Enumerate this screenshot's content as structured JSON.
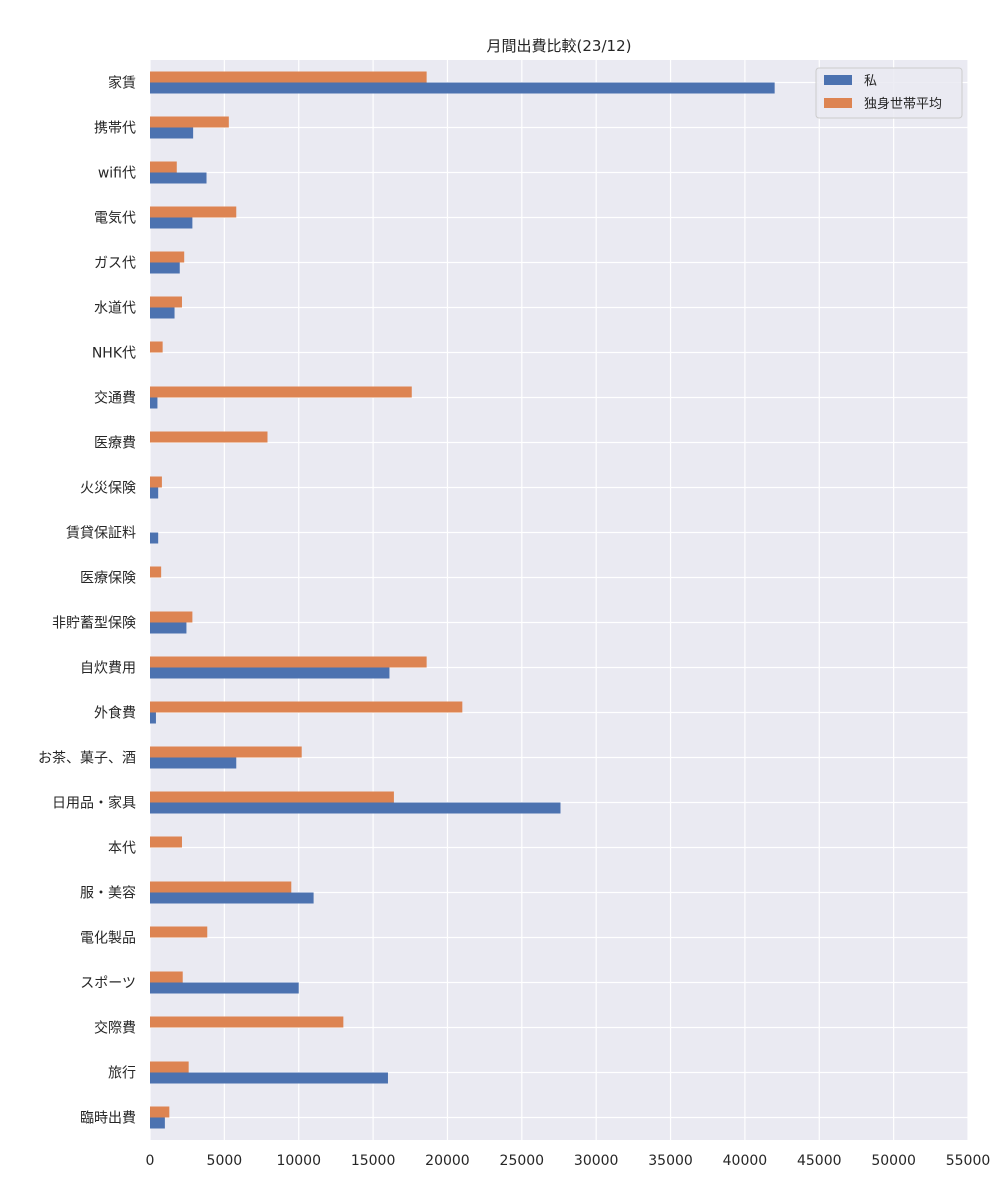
{
  "chart_data": {
    "type": "bar",
    "orientation": "horizontal",
    "title": "月間出費比較(23/12)",
    "xlabel": "",
    "ylabel": "",
    "xlim": [
      0,
      55000
    ],
    "xticks": [
      0,
      5000,
      10000,
      15000,
      20000,
      25000,
      30000,
      35000,
      40000,
      45000,
      50000,
      55000
    ],
    "grid": true,
    "legend_position": "top-right",
    "categories": [
      "家賃",
      "携帯代",
      "wifi代",
      "電気代",
      "ガス代",
      "水道代",
      "NHK代",
      "交通費",
      "医療費",
      "火災保険",
      "賃貸保証料",
      "医療保険",
      "非貯蓄型保険",
      "自炊費用",
      "外食費",
      "お茶、菓子、酒",
      "日用品・家具",
      "本代",
      "服・美容",
      "電化製品",
      "スポーツ",
      "交際費",
      "旅行",
      "臨時出費"
    ],
    "series": [
      {
        "name": "私",
        "color": "#4c72b0",
        "values": [
          42000,
          2900,
          3800,
          2850,
          2000,
          1650,
          0,
          500,
          0,
          550,
          550,
          0,
          2450,
          16100,
          400,
          5800,
          27600,
          0,
          11000,
          0,
          10000,
          0,
          16000,
          1000
        ]
      },
      {
        "name": "独身世帯平均",
        "color": "#dd8452",
        "values": [
          18600,
          5300,
          1800,
          5800,
          2300,
          2150,
          850,
          17600,
          7900,
          800,
          0,
          750,
          2850,
          18600,
          21000,
          10200,
          16400,
          2150,
          9500,
          3850,
          2200,
          13000,
          2600,
          1300
        ]
      }
    ]
  }
}
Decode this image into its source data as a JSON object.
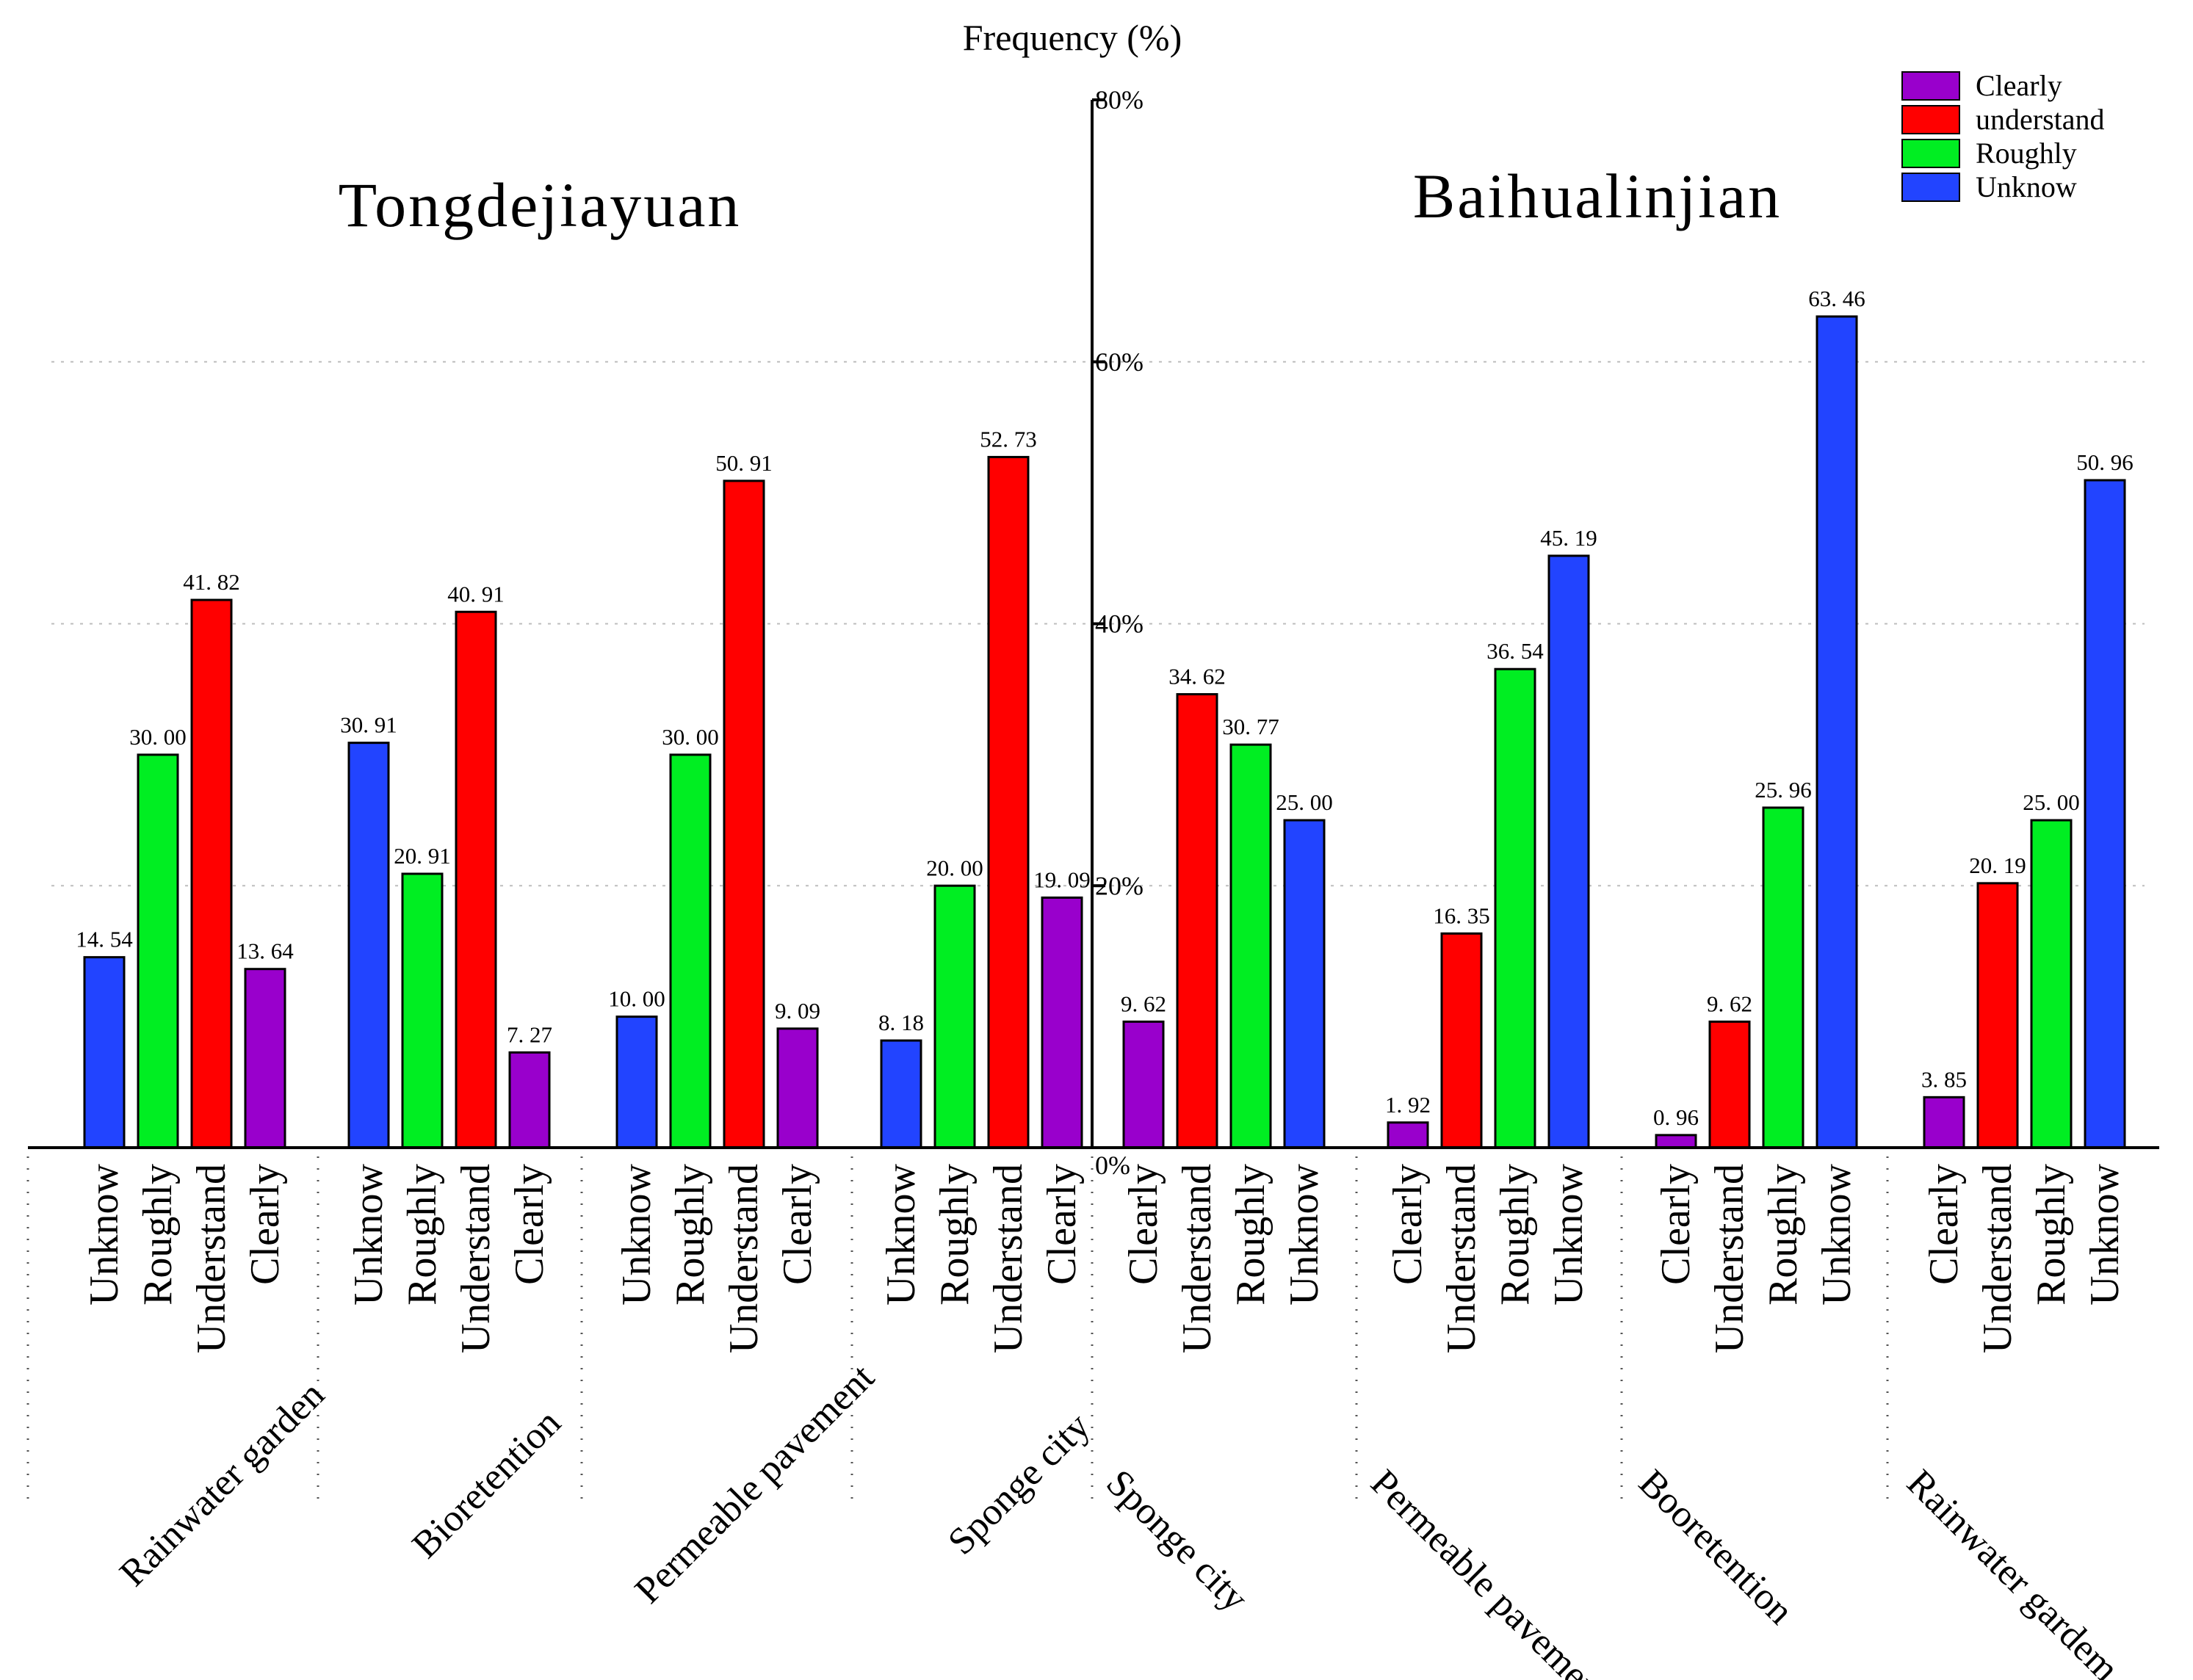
{
  "chart_data": {
    "type": "bar",
    "axis_title": "Frequency (%)",
    "ylim": [
      0,
      80
    ],
    "y_ticks": [
      "0%",
      "20%",
      "40%",
      "60%",
      "80%"
    ],
    "y_tick_values": [
      0,
      20,
      40,
      60,
      80
    ],
    "grid": true,
    "legend_position": "top-right",
    "legend": [
      {
        "label": "Clearly",
        "color": "#9900cc"
      },
      {
        "label": "understand",
        "color": "#ff0000"
      },
      {
        "label": "Roughly",
        "color": "#00ee22"
      },
      {
        "label": "Unknow",
        "color": "#2244ff"
      }
    ],
    "panels": [
      {
        "title": "Tongdejiayuan",
        "side": "left",
        "groups": [
          {
            "name": "Rainwater garden",
            "bars": [
              {
                "label": "Unknow",
                "value": 14.54,
                "value_text": "14. 54",
                "color": "#2244ff"
              },
              {
                "label": "Roughly",
                "value": 30.0,
                "value_text": "30. 00",
                "color": "#00ee22"
              },
              {
                "label": "Understand",
                "value": 41.82,
                "value_text": "41. 82",
                "color": "#ff0000"
              },
              {
                "label": "Clearly",
                "value": 13.64,
                "value_text": "13. 64",
                "color": "#9900cc"
              }
            ]
          },
          {
            "name": "Bioretention",
            "bars": [
              {
                "label": "Unknow",
                "value": 30.91,
                "value_text": "30. 91",
                "color": "#2244ff"
              },
              {
                "label": "Roughly",
                "value": 20.91,
                "value_text": "20. 91",
                "color": "#00ee22"
              },
              {
                "label": "Understand",
                "value": 40.91,
                "value_text": "40. 91",
                "color": "#ff0000"
              },
              {
                "label": "Clearly",
                "value": 7.27,
                "value_text": "7. 27",
                "color": "#9900cc"
              }
            ]
          },
          {
            "name": "Permeable pavement",
            "bars": [
              {
                "label": "Unknow",
                "value": 10.0,
                "value_text": "10. 00",
                "color": "#2244ff"
              },
              {
                "label": "Roughly",
                "value": 30.0,
                "value_text": "30. 00",
                "color": "#00ee22"
              },
              {
                "label": "Understand",
                "value": 50.91,
                "value_text": "50. 91",
                "color": "#ff0000"
              },
              {
                "label": "Clearly",
                "value": 9.09,
                "value_text": "9. 09",
                "color": "#9900cc"
              }
            ]
          },
          {
            "name": "Sponge city",
            "bars": [
              {
                "label": "Unknow",
                "value": 8.18,
                "value_text": "8. 18",
                "color": "#2244ff"
              },
              {
                "label": "Roughly",
                "value": 20.0,
                "value_text": "20. 00",
                "color": "#00ee22"
              },
              {
                "label": "Understand",
                "value": 52.73,
                "value_text": "52. 73",
                "color": "#ff0000"
              },
              {
                "label": "Clearly",
                "value": 19.09,
                "value_text": "19. 09",
                "color": "#9900cc"
              }
            ]
          }
        ]
      },
      {
        "title": "Baihualinjian",
        "side": "right",
        "groups": [
          {
            "name": "Sponge city",
            "bars": [
              {
                "label": "Clearly",
                "value": 9.62,
                "value_text": "9. 62",
                "color": "#9900cc"
              },
              {
                "label": "Understand",
                "value": 34.62,
                "value_text": "34. 62",
                "color": "#ff0000"
              },
              {
                "label": "Roughly",
                "value": 30.77,
                "value_text": "30. 77",
                "color": "#00ee22"
              },
              {
                "label": "Unknow",
                "value": 25.0,
                "value_text": "25. 00",
                "color": "#2244ff"
              }
            ]
          },
          {
            "name": "Permeable pavement",
            "bars": [
              {
                "label": "Clearly",
                "value": 1.92,
                "value_text": "1. 92",
                "color": "#9900cc"
              },
              {
                "label": "Understand",
                "value": 16.35,
                "value_text": "16. 35",
                "color": "#ff0000"
              },
              {
                "label": "Roughly",
                "value": 36.54,
                "value_text": "36. 54",
                "color": "#00ee22"
              },
              {
                "label": "Unknow",
                "value": 45.19,
                "value_text": "45. 19",
                "color": "#2244ff"
              }
            ]
          },
          {
            "name": "Booretention",
            "bars": [
              {
                "label": "Clearly",
                "value": 0.96,
                "value_text": "0. 96",
                "color": "#9900cc"
              },
              {
                "label": "Understand",
                "value": 9.62,
                "value_text": "9. 62",
                "color": "#ff0000"
              },
              {
                "label": "Roughly",
                "value": 25.96,
                "value_text": "25. 96",
                "color": "#00ee22"
              },
              {
                "label": "Unknow",
                "value": 63.46,
                "value_text": "63. 46",
                "color": "#2244ff"
              }
            ]
          },
          {
            "name": "Rainwater gardem",
            "bars": [
              {
                "label": "Clearly",
                "value": 3.85,
                "value_text": "3. 85",
                "color": "#9900cc"
              },
              {
                "label": "Understand",
                "value": 20.19,
                "value_text": "20. 19",
                "color": "#ff0000"
              },
              {
                "label": "Roughly",
                "value": 25.0,
                "value_text": "25. 00",
                "color": "#00ee22"
              },
              {
                "label": "Unknow",
                "value": 50.96,
                "value_text": "50. 96",
                "color": "#2244ff"
              }
            ]
          }
        ]
      }
    ]
  }
}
========
= WHAT IS BEING ASKED =
Indicate how many lines of the material include the word "name"; the number alone is required.

= RESULT =
10